::: MATERIAL PROVIDED
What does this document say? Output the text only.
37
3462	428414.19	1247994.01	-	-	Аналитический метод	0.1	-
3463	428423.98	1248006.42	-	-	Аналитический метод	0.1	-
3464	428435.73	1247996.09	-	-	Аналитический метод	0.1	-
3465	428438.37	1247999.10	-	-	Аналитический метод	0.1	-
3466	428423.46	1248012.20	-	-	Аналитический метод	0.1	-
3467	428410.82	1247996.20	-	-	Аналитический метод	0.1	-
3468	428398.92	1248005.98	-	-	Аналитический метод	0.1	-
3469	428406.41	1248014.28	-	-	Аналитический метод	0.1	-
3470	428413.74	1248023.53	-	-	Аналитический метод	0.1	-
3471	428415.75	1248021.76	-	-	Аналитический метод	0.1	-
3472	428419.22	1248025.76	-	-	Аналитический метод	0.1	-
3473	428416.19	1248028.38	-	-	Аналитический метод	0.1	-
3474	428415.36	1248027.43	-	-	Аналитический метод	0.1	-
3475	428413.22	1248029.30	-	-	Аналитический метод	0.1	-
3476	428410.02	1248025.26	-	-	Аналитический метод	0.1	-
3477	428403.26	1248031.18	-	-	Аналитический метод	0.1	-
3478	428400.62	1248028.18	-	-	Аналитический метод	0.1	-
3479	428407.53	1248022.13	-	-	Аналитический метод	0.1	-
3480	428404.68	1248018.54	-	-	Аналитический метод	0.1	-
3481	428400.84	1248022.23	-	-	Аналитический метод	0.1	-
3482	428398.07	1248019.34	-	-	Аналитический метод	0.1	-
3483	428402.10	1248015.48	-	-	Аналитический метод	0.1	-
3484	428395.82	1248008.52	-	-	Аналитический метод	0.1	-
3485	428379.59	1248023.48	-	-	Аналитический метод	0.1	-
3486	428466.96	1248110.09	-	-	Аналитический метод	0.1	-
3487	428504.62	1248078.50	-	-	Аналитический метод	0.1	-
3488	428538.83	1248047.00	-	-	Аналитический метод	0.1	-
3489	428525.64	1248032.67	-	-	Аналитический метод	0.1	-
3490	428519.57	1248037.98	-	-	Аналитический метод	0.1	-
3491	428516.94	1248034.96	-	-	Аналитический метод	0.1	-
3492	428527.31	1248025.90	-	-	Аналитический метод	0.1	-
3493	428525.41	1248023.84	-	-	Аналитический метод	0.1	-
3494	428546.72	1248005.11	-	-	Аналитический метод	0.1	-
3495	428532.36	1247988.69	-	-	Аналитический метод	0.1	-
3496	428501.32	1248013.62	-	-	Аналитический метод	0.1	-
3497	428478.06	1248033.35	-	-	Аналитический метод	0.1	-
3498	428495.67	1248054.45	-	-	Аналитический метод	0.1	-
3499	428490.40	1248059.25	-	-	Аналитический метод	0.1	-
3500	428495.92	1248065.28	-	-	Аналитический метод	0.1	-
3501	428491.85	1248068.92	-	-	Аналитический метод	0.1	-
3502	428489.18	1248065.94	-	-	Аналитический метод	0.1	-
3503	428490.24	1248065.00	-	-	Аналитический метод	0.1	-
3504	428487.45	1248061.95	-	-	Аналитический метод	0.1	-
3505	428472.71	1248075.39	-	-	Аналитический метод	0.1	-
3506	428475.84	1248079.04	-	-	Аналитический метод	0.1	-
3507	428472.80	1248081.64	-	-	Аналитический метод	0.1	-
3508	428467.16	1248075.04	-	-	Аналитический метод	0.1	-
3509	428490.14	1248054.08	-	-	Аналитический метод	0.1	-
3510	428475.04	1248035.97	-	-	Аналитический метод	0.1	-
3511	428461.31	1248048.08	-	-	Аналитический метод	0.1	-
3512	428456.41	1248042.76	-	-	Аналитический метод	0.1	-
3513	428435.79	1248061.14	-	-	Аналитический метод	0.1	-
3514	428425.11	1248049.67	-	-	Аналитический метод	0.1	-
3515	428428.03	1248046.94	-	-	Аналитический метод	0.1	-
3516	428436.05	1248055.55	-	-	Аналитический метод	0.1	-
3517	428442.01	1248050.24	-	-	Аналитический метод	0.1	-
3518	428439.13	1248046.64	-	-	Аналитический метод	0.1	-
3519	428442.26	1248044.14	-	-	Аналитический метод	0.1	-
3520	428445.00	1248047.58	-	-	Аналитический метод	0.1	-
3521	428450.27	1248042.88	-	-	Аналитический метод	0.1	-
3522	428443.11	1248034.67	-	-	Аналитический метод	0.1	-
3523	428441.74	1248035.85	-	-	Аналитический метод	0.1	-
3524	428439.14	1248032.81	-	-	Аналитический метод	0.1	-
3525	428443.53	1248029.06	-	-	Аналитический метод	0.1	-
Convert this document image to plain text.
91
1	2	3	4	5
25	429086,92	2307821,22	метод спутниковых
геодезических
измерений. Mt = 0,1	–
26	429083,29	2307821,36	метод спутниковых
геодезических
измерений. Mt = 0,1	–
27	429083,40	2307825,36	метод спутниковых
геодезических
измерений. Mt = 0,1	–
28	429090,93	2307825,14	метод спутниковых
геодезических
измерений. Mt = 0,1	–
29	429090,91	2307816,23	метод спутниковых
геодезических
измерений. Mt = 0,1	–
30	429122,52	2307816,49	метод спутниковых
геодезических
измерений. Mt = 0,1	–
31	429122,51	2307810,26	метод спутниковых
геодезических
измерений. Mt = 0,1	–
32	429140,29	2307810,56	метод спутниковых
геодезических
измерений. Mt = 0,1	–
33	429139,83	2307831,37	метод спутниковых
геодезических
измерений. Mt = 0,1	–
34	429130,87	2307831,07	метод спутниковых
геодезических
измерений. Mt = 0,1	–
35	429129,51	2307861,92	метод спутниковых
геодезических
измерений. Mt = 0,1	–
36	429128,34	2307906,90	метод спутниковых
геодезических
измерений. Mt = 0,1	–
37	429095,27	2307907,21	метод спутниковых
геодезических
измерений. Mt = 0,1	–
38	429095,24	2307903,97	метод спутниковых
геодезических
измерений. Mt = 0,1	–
::::::
▶ TASK INSTRUCTIONS:
Identify all lines where the word "text" shows up. Copy them.

▶ OUTPUT:
What does this document say? Output the text only.
Convert this document image to plain text.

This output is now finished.